#### Given entries

— begin —

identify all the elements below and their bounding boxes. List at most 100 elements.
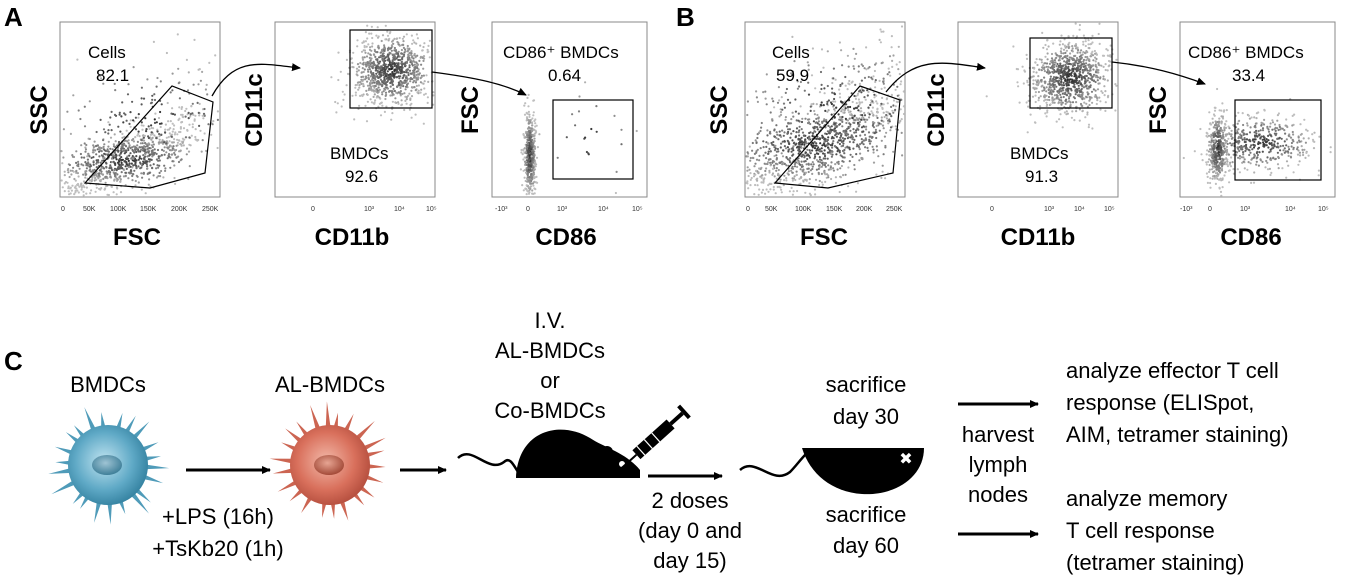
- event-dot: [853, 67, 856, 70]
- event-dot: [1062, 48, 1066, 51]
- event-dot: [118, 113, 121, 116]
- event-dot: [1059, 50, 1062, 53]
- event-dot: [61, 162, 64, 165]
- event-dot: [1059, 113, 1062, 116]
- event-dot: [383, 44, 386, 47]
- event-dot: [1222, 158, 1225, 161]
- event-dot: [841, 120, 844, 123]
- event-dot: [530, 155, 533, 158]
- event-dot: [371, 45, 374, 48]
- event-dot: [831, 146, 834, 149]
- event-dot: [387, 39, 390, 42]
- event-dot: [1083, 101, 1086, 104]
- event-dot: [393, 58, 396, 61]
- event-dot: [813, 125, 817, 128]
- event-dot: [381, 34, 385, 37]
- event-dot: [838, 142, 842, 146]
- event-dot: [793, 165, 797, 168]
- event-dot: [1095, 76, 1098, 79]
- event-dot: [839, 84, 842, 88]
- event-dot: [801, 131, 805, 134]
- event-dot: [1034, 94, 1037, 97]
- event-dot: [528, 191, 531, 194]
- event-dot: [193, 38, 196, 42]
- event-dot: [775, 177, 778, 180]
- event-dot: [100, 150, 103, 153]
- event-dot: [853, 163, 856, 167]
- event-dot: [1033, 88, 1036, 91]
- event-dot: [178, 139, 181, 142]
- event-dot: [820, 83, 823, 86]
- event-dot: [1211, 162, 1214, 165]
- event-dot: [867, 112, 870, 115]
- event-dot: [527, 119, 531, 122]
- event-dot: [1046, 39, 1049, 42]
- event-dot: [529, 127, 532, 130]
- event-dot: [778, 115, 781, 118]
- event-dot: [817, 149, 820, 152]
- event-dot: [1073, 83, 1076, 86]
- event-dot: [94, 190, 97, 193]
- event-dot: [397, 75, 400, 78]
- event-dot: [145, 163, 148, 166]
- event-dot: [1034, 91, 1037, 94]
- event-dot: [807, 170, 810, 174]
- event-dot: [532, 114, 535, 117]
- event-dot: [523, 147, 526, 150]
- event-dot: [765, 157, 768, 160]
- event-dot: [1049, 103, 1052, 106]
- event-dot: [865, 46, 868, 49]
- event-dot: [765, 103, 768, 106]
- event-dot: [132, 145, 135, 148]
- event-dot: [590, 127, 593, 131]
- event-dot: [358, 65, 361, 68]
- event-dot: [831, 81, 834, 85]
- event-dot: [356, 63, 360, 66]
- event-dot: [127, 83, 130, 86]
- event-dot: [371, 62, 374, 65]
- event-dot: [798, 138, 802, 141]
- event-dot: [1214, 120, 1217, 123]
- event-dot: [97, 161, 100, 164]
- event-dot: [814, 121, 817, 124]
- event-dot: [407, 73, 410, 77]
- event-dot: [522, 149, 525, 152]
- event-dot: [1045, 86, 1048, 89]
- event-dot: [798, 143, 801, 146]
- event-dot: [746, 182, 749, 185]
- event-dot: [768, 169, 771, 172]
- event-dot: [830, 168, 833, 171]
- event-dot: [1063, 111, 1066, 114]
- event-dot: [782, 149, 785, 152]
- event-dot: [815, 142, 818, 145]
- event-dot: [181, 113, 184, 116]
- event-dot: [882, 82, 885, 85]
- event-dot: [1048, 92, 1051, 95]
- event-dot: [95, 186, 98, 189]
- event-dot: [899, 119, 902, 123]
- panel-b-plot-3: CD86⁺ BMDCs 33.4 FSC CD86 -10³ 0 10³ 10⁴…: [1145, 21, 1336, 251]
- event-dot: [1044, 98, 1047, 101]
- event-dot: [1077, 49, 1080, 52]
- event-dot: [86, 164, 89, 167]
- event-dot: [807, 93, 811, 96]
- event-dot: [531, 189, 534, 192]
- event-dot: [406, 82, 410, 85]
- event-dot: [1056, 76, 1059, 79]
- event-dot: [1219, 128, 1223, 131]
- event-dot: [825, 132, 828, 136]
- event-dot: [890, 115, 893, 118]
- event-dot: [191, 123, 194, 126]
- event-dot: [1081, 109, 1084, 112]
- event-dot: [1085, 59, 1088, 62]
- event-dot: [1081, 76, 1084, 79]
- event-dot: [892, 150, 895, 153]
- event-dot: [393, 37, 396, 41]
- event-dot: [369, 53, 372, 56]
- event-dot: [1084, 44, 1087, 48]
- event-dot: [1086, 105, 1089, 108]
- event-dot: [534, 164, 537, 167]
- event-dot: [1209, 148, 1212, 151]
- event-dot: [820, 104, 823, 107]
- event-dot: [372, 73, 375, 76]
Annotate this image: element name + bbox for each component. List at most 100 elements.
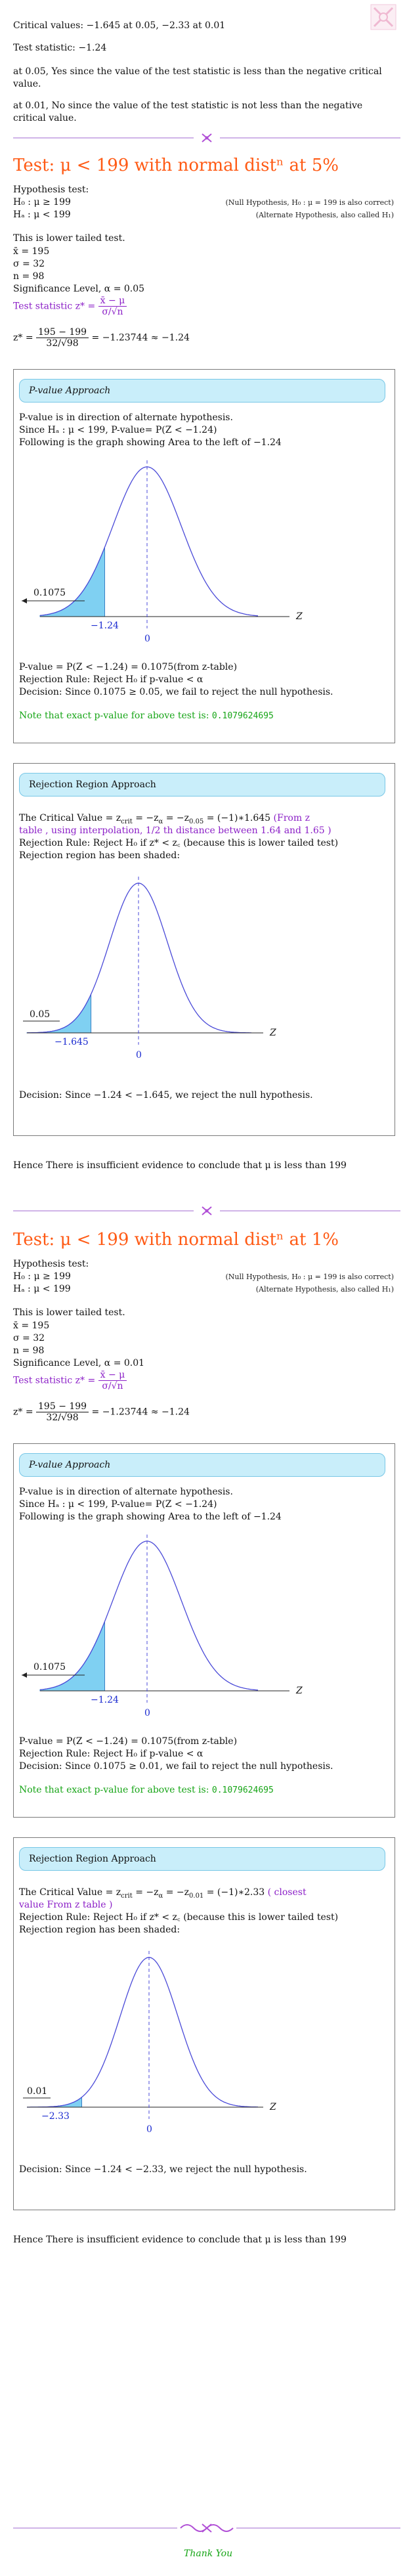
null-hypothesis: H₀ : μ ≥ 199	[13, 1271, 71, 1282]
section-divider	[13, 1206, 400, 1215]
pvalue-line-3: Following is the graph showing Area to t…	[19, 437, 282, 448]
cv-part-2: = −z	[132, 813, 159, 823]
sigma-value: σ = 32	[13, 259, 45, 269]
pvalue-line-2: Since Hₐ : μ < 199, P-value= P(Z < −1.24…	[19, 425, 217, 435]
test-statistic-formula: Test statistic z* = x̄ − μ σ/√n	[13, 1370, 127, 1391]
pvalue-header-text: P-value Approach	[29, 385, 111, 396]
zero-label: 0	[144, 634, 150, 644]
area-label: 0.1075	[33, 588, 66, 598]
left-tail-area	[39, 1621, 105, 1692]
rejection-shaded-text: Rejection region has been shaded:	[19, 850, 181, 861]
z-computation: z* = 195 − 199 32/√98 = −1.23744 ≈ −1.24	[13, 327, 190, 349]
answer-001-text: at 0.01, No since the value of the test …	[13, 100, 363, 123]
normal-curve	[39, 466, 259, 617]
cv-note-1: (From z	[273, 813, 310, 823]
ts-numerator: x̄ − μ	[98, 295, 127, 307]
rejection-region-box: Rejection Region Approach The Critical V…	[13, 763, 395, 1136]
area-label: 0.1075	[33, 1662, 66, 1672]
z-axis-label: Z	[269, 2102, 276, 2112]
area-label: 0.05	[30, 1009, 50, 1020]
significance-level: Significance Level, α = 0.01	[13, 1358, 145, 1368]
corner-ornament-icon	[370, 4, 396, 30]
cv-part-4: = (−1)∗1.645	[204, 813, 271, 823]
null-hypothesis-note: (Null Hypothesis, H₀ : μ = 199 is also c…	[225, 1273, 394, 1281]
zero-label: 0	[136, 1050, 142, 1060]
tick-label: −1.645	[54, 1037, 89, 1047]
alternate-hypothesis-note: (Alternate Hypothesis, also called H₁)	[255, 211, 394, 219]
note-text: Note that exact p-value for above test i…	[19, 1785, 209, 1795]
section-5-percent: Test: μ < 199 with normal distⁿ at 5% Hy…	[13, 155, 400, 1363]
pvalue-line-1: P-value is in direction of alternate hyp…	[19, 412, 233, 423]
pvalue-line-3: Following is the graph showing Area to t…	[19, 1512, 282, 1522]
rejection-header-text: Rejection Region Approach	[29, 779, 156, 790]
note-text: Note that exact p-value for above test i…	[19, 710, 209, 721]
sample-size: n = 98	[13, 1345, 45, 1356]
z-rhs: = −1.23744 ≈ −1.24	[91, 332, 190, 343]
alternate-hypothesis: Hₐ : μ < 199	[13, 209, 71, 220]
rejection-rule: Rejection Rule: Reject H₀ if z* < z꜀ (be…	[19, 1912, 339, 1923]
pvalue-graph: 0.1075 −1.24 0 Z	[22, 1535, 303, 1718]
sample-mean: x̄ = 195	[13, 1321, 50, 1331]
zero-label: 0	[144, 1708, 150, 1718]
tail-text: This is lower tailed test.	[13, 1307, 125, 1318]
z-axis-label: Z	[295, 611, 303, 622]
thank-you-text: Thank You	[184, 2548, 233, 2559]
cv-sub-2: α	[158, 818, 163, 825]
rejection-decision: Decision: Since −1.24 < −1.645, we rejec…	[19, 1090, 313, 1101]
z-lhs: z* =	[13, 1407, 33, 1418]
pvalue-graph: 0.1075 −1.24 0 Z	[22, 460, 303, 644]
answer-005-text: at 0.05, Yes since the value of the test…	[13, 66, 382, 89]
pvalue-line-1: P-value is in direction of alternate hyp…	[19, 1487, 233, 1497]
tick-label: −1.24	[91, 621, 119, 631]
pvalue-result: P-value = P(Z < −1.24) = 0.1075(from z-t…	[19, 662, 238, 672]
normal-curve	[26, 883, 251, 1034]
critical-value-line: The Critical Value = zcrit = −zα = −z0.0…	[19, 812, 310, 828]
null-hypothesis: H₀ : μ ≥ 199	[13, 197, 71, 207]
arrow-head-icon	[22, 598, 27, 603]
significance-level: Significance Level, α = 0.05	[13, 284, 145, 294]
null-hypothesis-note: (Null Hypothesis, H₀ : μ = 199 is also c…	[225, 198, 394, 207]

— end —

Format the lines starting at the one containing "- event-dot: [853, 67, 856, 70]" and ending at the one containing "- event-dot: [1222, 158, 1225, 161]" as a Markdown table with the columns Row and Entry. Number each line in Row, place its text in Entry, and omit any blank lines.

| Row | Entry |
|---|---|
| 1 | - event-dot: [853, 67, 856, 70] |
| 2 | - event-dot: [1062, 48, 1066, 51] |
| 3 | - event-dot: [118, 113, 121, 116] |
| 4 | - event-dot: [1059, 50, 1062, 53] |
| 5 | - event-dot: [61, 162, 64, 165] |
| 6 | - event-dot: [1059, 113, 1062, 116] |
| 7 | - event-dot: [383, 44, 386, 47] |
| 8 | - event-dot: [1222, 158, 1225, 161] |